_Objective_: Reproduce the records exactly.

_The input_:
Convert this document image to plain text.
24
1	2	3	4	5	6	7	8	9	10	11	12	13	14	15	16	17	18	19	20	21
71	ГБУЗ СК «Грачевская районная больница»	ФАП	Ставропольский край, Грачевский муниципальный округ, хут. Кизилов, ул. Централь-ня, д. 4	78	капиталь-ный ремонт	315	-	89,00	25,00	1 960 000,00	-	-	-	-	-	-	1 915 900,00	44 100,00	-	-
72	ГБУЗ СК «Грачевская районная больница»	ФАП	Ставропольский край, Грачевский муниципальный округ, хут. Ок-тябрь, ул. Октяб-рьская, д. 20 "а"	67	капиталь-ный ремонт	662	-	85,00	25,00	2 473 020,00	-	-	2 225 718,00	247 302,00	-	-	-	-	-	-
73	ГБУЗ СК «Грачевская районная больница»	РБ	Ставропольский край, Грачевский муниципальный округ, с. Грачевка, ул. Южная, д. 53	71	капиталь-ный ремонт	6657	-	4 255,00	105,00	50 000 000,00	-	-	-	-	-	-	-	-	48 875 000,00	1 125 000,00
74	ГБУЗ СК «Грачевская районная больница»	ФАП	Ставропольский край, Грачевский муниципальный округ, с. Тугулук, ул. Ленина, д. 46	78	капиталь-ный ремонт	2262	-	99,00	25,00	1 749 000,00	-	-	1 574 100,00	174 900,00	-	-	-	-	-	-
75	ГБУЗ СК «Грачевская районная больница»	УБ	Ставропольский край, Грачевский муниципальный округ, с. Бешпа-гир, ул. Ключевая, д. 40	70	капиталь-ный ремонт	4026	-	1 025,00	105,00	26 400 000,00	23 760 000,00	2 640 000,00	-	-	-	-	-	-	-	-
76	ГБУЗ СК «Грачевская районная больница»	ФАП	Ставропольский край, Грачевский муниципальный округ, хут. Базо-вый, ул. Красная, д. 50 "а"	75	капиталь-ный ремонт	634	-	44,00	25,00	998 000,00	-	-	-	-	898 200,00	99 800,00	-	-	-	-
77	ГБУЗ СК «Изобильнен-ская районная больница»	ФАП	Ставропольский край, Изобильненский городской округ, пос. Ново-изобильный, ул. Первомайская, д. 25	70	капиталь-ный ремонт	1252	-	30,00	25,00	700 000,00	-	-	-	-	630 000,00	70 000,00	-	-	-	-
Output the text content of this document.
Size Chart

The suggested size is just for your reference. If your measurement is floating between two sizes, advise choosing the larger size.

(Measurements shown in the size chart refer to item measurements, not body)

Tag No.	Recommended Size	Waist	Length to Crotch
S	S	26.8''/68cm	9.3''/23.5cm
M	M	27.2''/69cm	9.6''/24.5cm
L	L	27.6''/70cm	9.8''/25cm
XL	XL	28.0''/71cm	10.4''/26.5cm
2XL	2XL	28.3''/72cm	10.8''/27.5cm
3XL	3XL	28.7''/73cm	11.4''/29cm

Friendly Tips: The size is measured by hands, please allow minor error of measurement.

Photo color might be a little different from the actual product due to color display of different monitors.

_Response for this exercise_:
Convert this document image to plain text.
24
1	2	3	4	5	6	7	8	9	10	11	12	13	14	15	16	17	18	19	20	21
71	ГБУЗ СК «Грачевская районная больница»	ФАП	Ставропольский край, Грачевский муниципальный округ, хут. Кизилов, ул. Централь-ня, д. 4	78	капиталь-ный ремонт	315	-	89,00	25,00	1 960 000,00	-	-	-	-	-	-	1 915 900,00	44 100,00	-	-
72	ГБУЗ СК «Грачевская районная больница»	ФАП	Ставропольский край, Грачевский муниципальный округ, хут. Ок-тябрь, ул. Октяб-рьская, д. 20 "а"	67	капиталь-ный ремонт	662	-	85,00	25,00	2 473 020,00	-	-	2 225 718,00	247 302,00	-	-	-	-	-	-
73	ГБУЗ СК «Грачевская районная больница»	РБ	Ставропольский край, Грачевский муниципальный округ, с. Грачевка, ул. Южная, д. 53	71	капиталь-ный ремонт	6657	-	4 255,00	105,00	50 000 000,00	-	-	-	-	-	-	-	-	48 875 000,00	1 125 000,00
74	ГБУЗ СК «Грачевская районная больница»	ФАП	Ставропольский край, Грачевский муниципальный округ, с. Тугулук, ул. Ленина, д. 46	78	капиталь-ный ремонт	2262	-	99,00	25,00	1 749 000,00	-	-	1 574 100,00	174 900,00	-	-	-	-	-	-
75	ГБУЗ СК «Грачевская районная больница»	УБ	Ставропольский край, Грачевский муниципальный округ, с. Бешпа-гир, ул. Ключевая, д. 40	70	капиталь-ный ремонт	4026	-	1 025,00	105,00	26 400 000,00	23 760 000,00	2 640 000,00	-	-	-	-	-	-	-	-
76	ГБУЗ СК «Грачевская районная больница»	ФАП	Ставропольский край, Грачевский муниципальный округ, хут. Базо-вый, ул. Красная, д. 50 "а"	75	капиталь-ный ремонт	634	-	44,00	25,00	998 000,00	-	-	-	-	898 200,00	99 800,00	-	-	-	-
77	ГБУЗ СК «Изобильнен-ская районная больница»	ФАП	Ставропольский край, Изобильненский городской округ, пос. Ново-изобильный, ул. Первомайская, д. 25	70	капиталь-ный ремонт	1252	-	30,00	25,00	700 000,00	-	-	-	-	630 000,00	70 000,00	-	-	-	-
Output the text content of this document.
Size Chart

The suggested size is just for your reference. If your measurement is floating between two sizes, advise choosing the larger size.

(Measurements shown in the size chart refer to item measurements, not body)

Tag No.	Recommended Size	Waist	Length to Crotch
S	S	26.8''/68cm	9.3''/23.5cm
M	M	27.2''/69cm	9.6''/24.5cm
L	L	27.6''/70cm	9.8''/25cm
XL	XL	28.0''/71cm	10.4''/26.5cm
2XL	2XL	28.3''/72cm	10.8''/27.5cm
3XL	3XL	28.7''/73cm	11.4''/29cm

Friendly Tips: The size is measured by hands, please allow minor error of measurement.

Photo color might be a little different from the actual product due to color display of different monitors.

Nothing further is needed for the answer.